BEGIN
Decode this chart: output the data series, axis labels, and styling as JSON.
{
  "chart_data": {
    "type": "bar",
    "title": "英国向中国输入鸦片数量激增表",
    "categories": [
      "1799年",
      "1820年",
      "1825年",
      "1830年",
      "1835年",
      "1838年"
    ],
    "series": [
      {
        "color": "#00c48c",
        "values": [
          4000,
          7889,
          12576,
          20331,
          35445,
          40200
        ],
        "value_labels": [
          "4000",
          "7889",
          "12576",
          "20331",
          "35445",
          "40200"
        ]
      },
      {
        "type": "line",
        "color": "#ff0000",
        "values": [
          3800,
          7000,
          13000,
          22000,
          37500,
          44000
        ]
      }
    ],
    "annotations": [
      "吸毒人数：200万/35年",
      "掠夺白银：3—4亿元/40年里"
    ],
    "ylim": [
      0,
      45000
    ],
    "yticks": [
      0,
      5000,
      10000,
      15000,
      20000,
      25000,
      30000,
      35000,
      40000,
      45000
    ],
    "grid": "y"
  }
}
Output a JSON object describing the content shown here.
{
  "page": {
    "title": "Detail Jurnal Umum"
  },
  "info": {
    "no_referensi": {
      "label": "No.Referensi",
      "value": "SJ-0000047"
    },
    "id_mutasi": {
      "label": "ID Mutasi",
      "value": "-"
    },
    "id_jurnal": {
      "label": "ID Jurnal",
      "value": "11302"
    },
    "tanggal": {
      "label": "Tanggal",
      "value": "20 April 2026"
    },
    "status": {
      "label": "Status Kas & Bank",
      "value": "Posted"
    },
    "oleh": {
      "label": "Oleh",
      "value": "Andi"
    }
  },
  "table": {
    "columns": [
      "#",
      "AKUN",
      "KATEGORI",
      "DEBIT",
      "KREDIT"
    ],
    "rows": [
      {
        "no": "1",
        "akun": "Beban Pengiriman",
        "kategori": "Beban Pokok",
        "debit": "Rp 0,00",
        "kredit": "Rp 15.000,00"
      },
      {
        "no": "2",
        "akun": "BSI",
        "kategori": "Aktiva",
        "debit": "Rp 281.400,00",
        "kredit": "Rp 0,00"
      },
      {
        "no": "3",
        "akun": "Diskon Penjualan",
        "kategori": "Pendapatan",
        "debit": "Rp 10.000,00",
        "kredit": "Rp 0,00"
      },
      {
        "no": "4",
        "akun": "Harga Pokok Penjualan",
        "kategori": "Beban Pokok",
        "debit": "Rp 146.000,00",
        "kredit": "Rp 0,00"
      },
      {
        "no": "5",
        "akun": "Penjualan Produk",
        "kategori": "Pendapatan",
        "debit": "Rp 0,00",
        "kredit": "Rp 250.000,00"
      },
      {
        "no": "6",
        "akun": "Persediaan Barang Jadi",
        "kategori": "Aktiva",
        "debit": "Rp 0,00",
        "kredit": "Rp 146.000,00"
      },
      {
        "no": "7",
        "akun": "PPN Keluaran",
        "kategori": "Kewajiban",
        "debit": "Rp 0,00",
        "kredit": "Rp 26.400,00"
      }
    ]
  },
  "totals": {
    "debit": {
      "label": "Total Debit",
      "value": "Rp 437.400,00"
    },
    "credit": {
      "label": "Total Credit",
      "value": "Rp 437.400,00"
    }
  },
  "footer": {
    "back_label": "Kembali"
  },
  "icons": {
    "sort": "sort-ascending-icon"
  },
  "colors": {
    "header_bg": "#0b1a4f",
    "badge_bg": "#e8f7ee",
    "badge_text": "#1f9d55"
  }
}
END
SET EXERCISE —
Send back every record, precisely as written.

EXERCISE ANSWER —
Decode this chart: output the data series, axis labels, and styling as JSON.
{
  "chart_data": {
    "type": "bar",
    "title": "英国向中国输入鸦片数量激增表",
    "categories": [
      "1799年",
      "1820年",
      "1825年",
      "1830年",
      "1835年",
      "1838年"
    ],
    "series": [
      {
        "color": "#00c48c",
        "values": [
          4000,
          7889,
          12576,
          20331,
          35445,
          40200
        ],
        "value_labels": [
          "4000",
          "7889",
          "12576",
          "20331",
          "35445",
          "40200"
        ]
      },
      {
        "type": "line",
        "color": "#ff0000",
        "values": [
          3800,
          7000,
          13000,
          22000,
          37500,
          44000
        ]
      }
    ],
    "annotations": [
      "吸毒人数：200万/35年",
      "掠夺白银：3—4亿元/40年里"
    ],
    "ylim": [
      0,
      45000
    ],
    "yticks": [
      0,
      5000,
      10000,
      15000,
      20000,
      25000,
      30000,
      35000,
      40000,
      45000
    ],
    "grid": "y"
  }
}
Output a JSON object describing the content shown here.
{
  "page": {
    "title": "Detail Jurnal Umum"
  },
  "info": {
    "no_referensi": {
      "label": "No.Referensi",
      "value": "SJ-0000047"
    },
    "id_mutasi": {
      "label": "ID Mutasi",
      "value": "-"
    },
    "id_jurnal": {
      "label": "ID Jurnal",
      "value": "11302"
    },
    "tanggal": {
      "label": "Tanggal",
      "value": "20 April 2026"
    },
    "status": {
      "label": "Status Kas & Bank",
      "value": "Posted"
    },
    "oleh": {
      "label": "Oleh",
      "value": "Andi"
    }
  },
  "table": {
    "columns": [
      "#",
      "AKUN",
      "KATEGORI",
      "DEBIT",
      "KREDIT"
    ],
    "rows": [
      {
        "no": "1",
        "akun": "Beban Pengiriman",
        "kategori": "Beban Pokok",
        "debit": "Rp 0,00",
        "kredit": "Rp 15.000,00"
      },
      {
        "no": "2",
        "akun": "BSI",
        "kategori": "Aktiva",
        "debit": "Rp 281.400,00",
        "kredit": "Rp 0,00"
      },
      {
        "no": "3",
        "akun": "Diskon Penjualan",
        "kategori": "Pendapatan",
        "debit": "Rp 10.000,00",
        "kredit": "Rp 0,00"
      },
      {
        "no": "4",
        "akun": "Harga Pokok Penjualan",
        "kategori": "Beban Pokok",
        "debit": "Rp 146.000,00",
        "kredit": "Rp 0,00"
      },
      {
        "no": "5",
        "akun": "Penjualan Produk",
        "kategori": "Pendapatan",
        "debit": "Rp 0,00",
        "kredit": "Rp 250.000,00"
      },
      {
        "no": "6",
        "akun": "Persediaan Barang Jadi",
        "kategori": "Aktiva",
        "debit": "Rp 0,00",
        "kredit": "Rp 146.000,00"
      },
      {
        "no": "7",
        "akun": "PPN Keluaran",
        "kategori": "Kewajiban",
        "debit": "Rp 0,00",
        "kredit": "Rp 26.400,00"
      }
    ]
  },
  "totals": {
    "debit": {
      "label": "Total Debit",
      "value": "Rp 437.400,00"
    },
    "credit": {
      "label": "Total Credit",
      "value": "Rp 437.400,00"
    }
  },
  "footer": {
    "back_label": "Kembali"
  },
  "icons": {
    "sort": "sort-ascending-icon"
  },
  "colors": {
    "header_bg": "#0b1a4f",
    "badge_bg": "#e8f7ee",
    "badge_text": "#1f9d55"
  }
}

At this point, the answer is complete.